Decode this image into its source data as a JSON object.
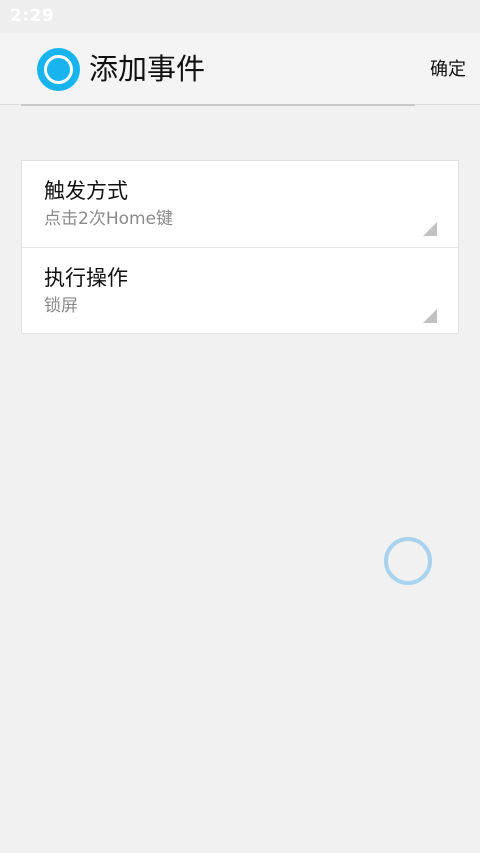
{
  "status_bar": {
    "time": "2:29"
  },
  "header": {
    "title": "添加事件",
    "confirm_label": "确定",
    "app_icon": "circle-ring-icon",
    "accent_color": "#18b4ef"
  },
  "settings": {
    "items": [
      {
        "label": "触发方式",
        "value": "点击2次Home键"
      },
      {
        "label": "执行操作",
        "value": "锁屏"
      }
    ]
  },
  "loading": {
    "icon": "loading-ring-icon",
    "color": "#a9d2ef"
  }
}
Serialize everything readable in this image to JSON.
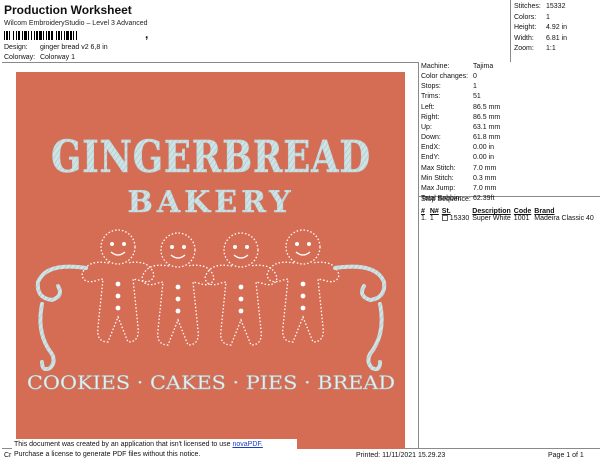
{
  "header": {
    "title": "Production Worksheet",
    "subtitle": "Wilcom EmbroideryStudio – Level 3 Advanced",
    "barcode_suffix": ",",
    "design_label": "Design:",
    "design_value": "ginger bread v2 6,8 in",
    "colorway_label": "Colorway:",
    "colorway_value": "Colorway 1"
  },
  "stats": [
    {
      "label": "Stitches:",
      "value": "15332"
    },
    {
      "label": "Colors:",
      "value": "1"
    },
    {
      "label": "Height:",
      "value": "4.92 in"
    },
    {
      "label": "Width:",
      "value": "6.81 in"
    },
    {
      "label": "Zoom:",
      "value": "1:1"
    }
  ],
  "design": {
    "background_color": "#d56d55",
    "thread_color": "#cfe3e5",
    "lines": [
      "GINGERBREAD",
      "BAKERY",
      "COOKIES · CAKES · PIES · BREAD"
    ]
  },
  "machine": [
    {
      "label": "Machine:",
      "value": "Tajima"
    },
    {
      "label": "Color changes:",
      "value": "0"
    },
    {
      "label": "Stops:",
      "value": "1"
    },
    {
      "label": "Trims:",
      "value": "51"
    },
    {
      "label": "Left:",
      "value": "86.5 mm"
    },
    {
      "label": "Right:",
      "value": "86.5 mm"
    },
    {
      "label": "Up:",
      "value": "63.1 mm"
    },
    {
      "label": "Down:",
      "value": "61.8 mm"
    },
    {
      "label": "EndX:",
      "value": "0.00 in"
    },
    {
      "label": "EndY:",
      "value": "0.00 in"
    },
    {
      "label": "Max Stitch:",
      "value": "7.0 mm"
    },
    {
      "label": "Min Stitch:",
      "value": "0.3 mm"
    },
    {
      "label": "Max Jump:",
      "value": "7.0 mm"
    },
    {
      "label": "Total Bobbin:",
      "value": "62.39ft"
    }
  ],
  "sequence": {
    "title": "Stop Sequence:",
    "headers": [
      "#",
      "N#",
      "St.",
      "Description",
      "Code",
      "Brand"
    ],
    "rows": [
      {
        "num": "1.",
        "n": "1",
        "st": "15330",
        "description": "Super White",
        "code": "1001",
        "brand": "Madeira Classic 40"
      }
    ]
  },
  "notice": {
    "line1": "This document was created by an application that isn't licensed to use",
    "link": "novaPDF.",
    "line2": "Purchase a license to generate PDF files without this notice."
  },
  "footer": {
    "cr": "Cr",
    "printed": "Printed: 11/11/2021 15.29.23",
    "page": "Page 1 of 1"
  }
}
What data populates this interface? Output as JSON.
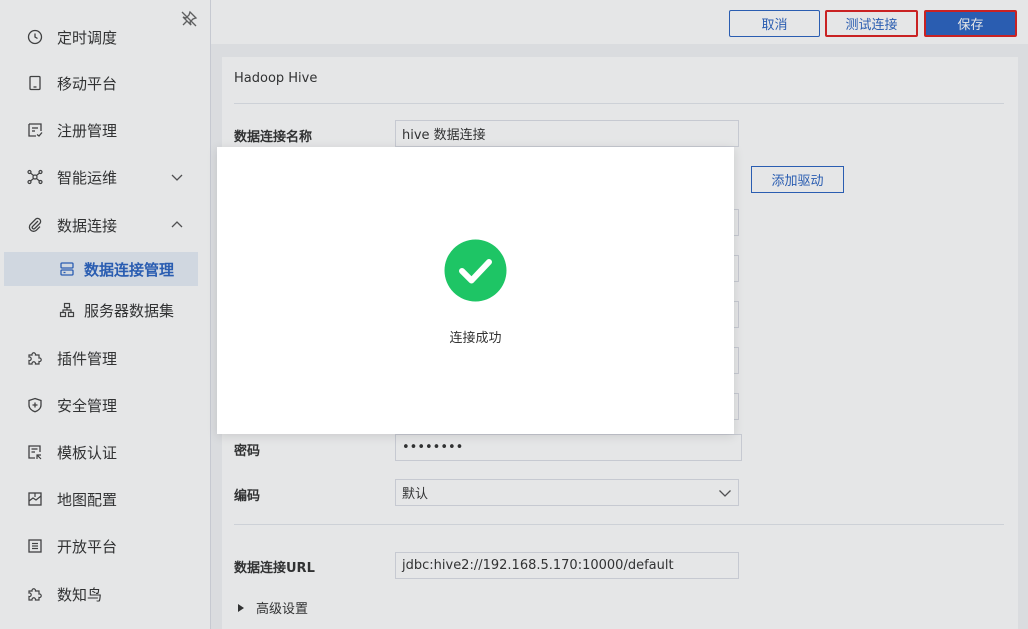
{
  "sidebar": {
    "items": [
      {
        "label": "定时调度",
        "icon": "clock-icon"
      },
      {
        "label": "移动平台",
        "icon": "tablet-icon"
      },
      {
        "label": "注册管理",
        "icon": "register-icon"
      },
      {
        "label": "智能运维",
        "icon": "network-icon",
        "expandable": true,
        "expanded": false
      },
      {
        "label": "数据连接",
        "icon": "paperclip-icon",
        "expandable": true,
        "expanded": true
      },
      {
        "label": "数据连接管理",
        "icon": "database-icon",
        "active": true
      },
      {
        "label": "服务器数据集",
        "icon": "hierarchy-icon"
      },
      {
        "label": "插件管理",
        "icon": "puzzle-icon"
      },
      {
        "label": "安全管理",
        "icon": "shield-icon"
      },
      {
        "label": "模板认证",
        "icon": "certificate-icon"
      },
      {
        "label": "地图配置",
        "icon": "map-icon"
      },
      {
        "label": "开放平台",
        "icon": "list-icon"
      },
      {
        "label": "数知鸟",
        "icon": "bird-icon"
      }
    ]
  },
  "toolbar": {
    "cancel_label": "取消",
    "test_label": "测试连接",
    "save_label": "保存"
  },
  "form": {
    "title": "Hadoop Hive",
    "name_label": "数据连接名称",
    "name_value": "hive 数据连接",
    "add_driver_label": "添加驱动",
    "password_label": "密码",
    "password_value": "••••••••",
    "encoding_label": "编码",
    "encoding_value": "默认",
    "url_label": "数据连接URL",
    "url_value": "jdbc:hive2://192.168.5.170:10000/default",
    "advanced_label": "高级设置"
  },
  "dialog": {
    "message": "连接成功",
    "icon": "check-circle-icon",
    "color": "#1ec565"
  },
  "colors": {
    "accent": "#2b64c2",
    "highlight_border": "#e02020"
  }
}
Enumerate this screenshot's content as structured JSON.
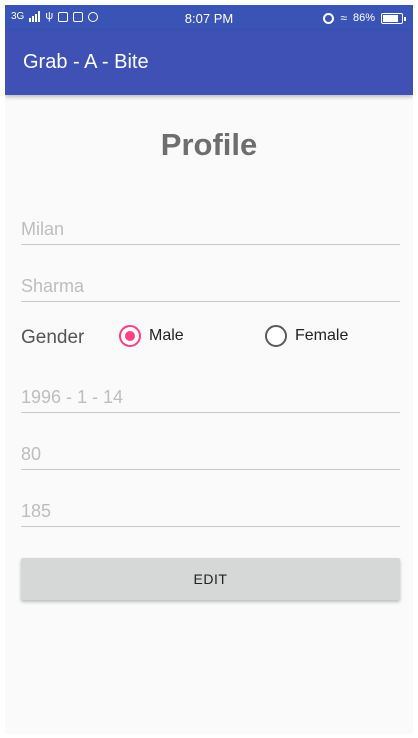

> [PROBLEM STATEMENT]: Write out again every line above exactly as given; the pictures do not belong in the copy.

> [RESPONSE TO THE EXERCISE]:
Decode this image into its source data as a JSON object.
{
  "status_bar": {
    "time": "2:29"
  },
  "header": {
    "title": "添加事件",
    "confirm_label": "确定",
    "app_icon": "circle-ring-icon",
    "accent_color": "#18b4ef"
  },
  "settings": {
    "items": [
      {
        "label": "触发方式",
        "value": "点击2次Home键"
      },
      {
        "label": "执行操作",
        "value": "锁屏"
      }
    ]
  },
  "loading": {
    "icon": "loading-ring-icon",
    "color": "#a9d2ef"
  }
}
Serialize everything readable in this image to JSON.
{
  "header": {
    "title": "Production Worksheet",
    "subtitle": "Wilcom EmbroideryStudio – Level 3 Advanced",
    "barcode_suffix": ",",
    "design_label": "Design:",
    "design_value": "ginger bread v2 6,8 in",
    "colorway_label": "Colorway:",
    "colorway_value": "Colorway 1"
  },
  "stats": [
    {
      "label": "Stitches:",
      "value": "15332"
    },
    {
      "label": "Colors:",
      "value": "1"
    },
    {
      "label": "Height:",
      "value": "4.92 in"
    },
    {
      "label": "Width:",
      "value": "6.81 in"
    },
    {
      "label": "Zoom:",
      "value": "1:1"
    }
  ],
  "design": {
    "background_color": "#d56d55",
    "thread_color": "#cfe3e5",
    "lines": [
      "GINGERBREAD",
      "BAKERY",
      "COOKIES · CAKES · PIES · BREAD"
    ]
  },
  "machine": [
    {
      "label": "Machine:",
      "value": "Tajima"
    },
    {
      "label": "Color changes:",
      "value": "0"
    },
    {
      "label": "Stops:",
      "value": "1"
    },
    {
      "label": "Trims:",
      "value": "51"
    },
    {
      "label": "Left:",
      "value": "86.5 mm"
    },
    {
      "label": "Right:",
      "value": "86.5 mm"
    },
    {
      "label": "Up:",
      "value": "63.1 mm"
    },
    {
      "label": "Down:",
      "value": "61.8 mm"
    },
    {
      "label": "EndX:",
      "value": "0.00 in"
    },
    {
      "label": "EndY:",
      "value": "0.00 in"
    },
    {
      "label": "Max Stitch:",
      "value": "7.0 mm"
    },
    {
      "label": "Min Stitch:",
      "value": "0.3 mm"
    },
    {
      "label": "Max Jump:",
      "value": "7.0 mm"
    },
    {
      "label": "Total Bobbin:",
      "value": "62.39ft"
    }
  ],
  "sequence": {
    "title": "Stop Sequence:",
    "headers": [
      "#",
      "N#",
      "St.",
      "Description",
      "Code",
      "Brand"
    ],
    "rows": [
      {
        "num": "1.",
        "n": "1",
        "st": "15330",
        "description": "Super White",
        "code": "1001",
        "brand": "Madeira Classic 40"
      }
    ]
  },
  "notice": {
    "line1": "This document was created by an application that isn't licensed to use",
    "link": "novaPDF.",
    "line2": "Purchase a license to generate PDF files without this notice."
  },
  "footer": {
    "cr": "Cr",
    "printed": "Printed: 11/11/2021 15.29.23",
    "page": "Page 1 of 1"
  }
}
What data populates this interface? Output as JSON.
{
  "sidebar": {
    "items": [
      {
        "label": "定时调度",
        "icon": "clock-icon"
      },
      {
        "label": "移动平台",
        "icon": "tablet-icon"
      },
      {
        "label": "注册管理",
        "icon": "register-icon"
      },
      {
        "label": "智能运维",
        "icon": "network-icon",
        "expandable": true,
        "expanded": false
      },
      {
        "label": "数据连接",
        "icon": "paperclip-icon",
        "expandable": true,
        "expanded": true
      },
      {
        "label": "数据连接管理",
        "icon": "database-icon",
        "active": true
      },
      {
        "label": "服务器数据集",
        "icon": "hierarchy-icon"
      },
      {
        "label": "插件管理",
        "icon": "puzzle-icon"
      },
      {
        "label": "安全管理",
        "icon": "shield-icon"
      },
      {
        "label": "模板认证",
        "icon": "certificate-icon"
      },
      {
        "label": "地图配置",
        "icon": "map-icon"
      },
      {
        "label": "开放平台",
        "icon": "list-icon"
      },
      {
        "label": "数知鸟",
        "icon": "bird-icon"
      }
    ]
  },
  "toolbar": {
    "cancel_label": "取消",
    "test_label": "测试连接",
    "save_label": "保存"
  },
  "form": {
    "title": "Hadoop Hive",
    "name_label": "数据连接名称",
    "name_value": "hive 数据连接",
    "add_driver_label": "添加驱动",
    "password_label": "密码",
    "password_value": "••••••••",
    "encoding_label": "编码",
    "encoding_value": "默认",
    "url_label": "数据连接URL",
    "url_value": "jdbc:hive2://192.168.5.170:10000/default",
    "advanced_label": "高级设置"
  },
  "dialog": {
    "message": "连接成功",
    "icon": "check-circle-icon",
    "color": "#1ec565"
  },
  "colors": {
    "accent": "#2b64c2",
    "highlight_border": "#e02020"
  }
}
Enumerate this screenshot's content as structured JSON.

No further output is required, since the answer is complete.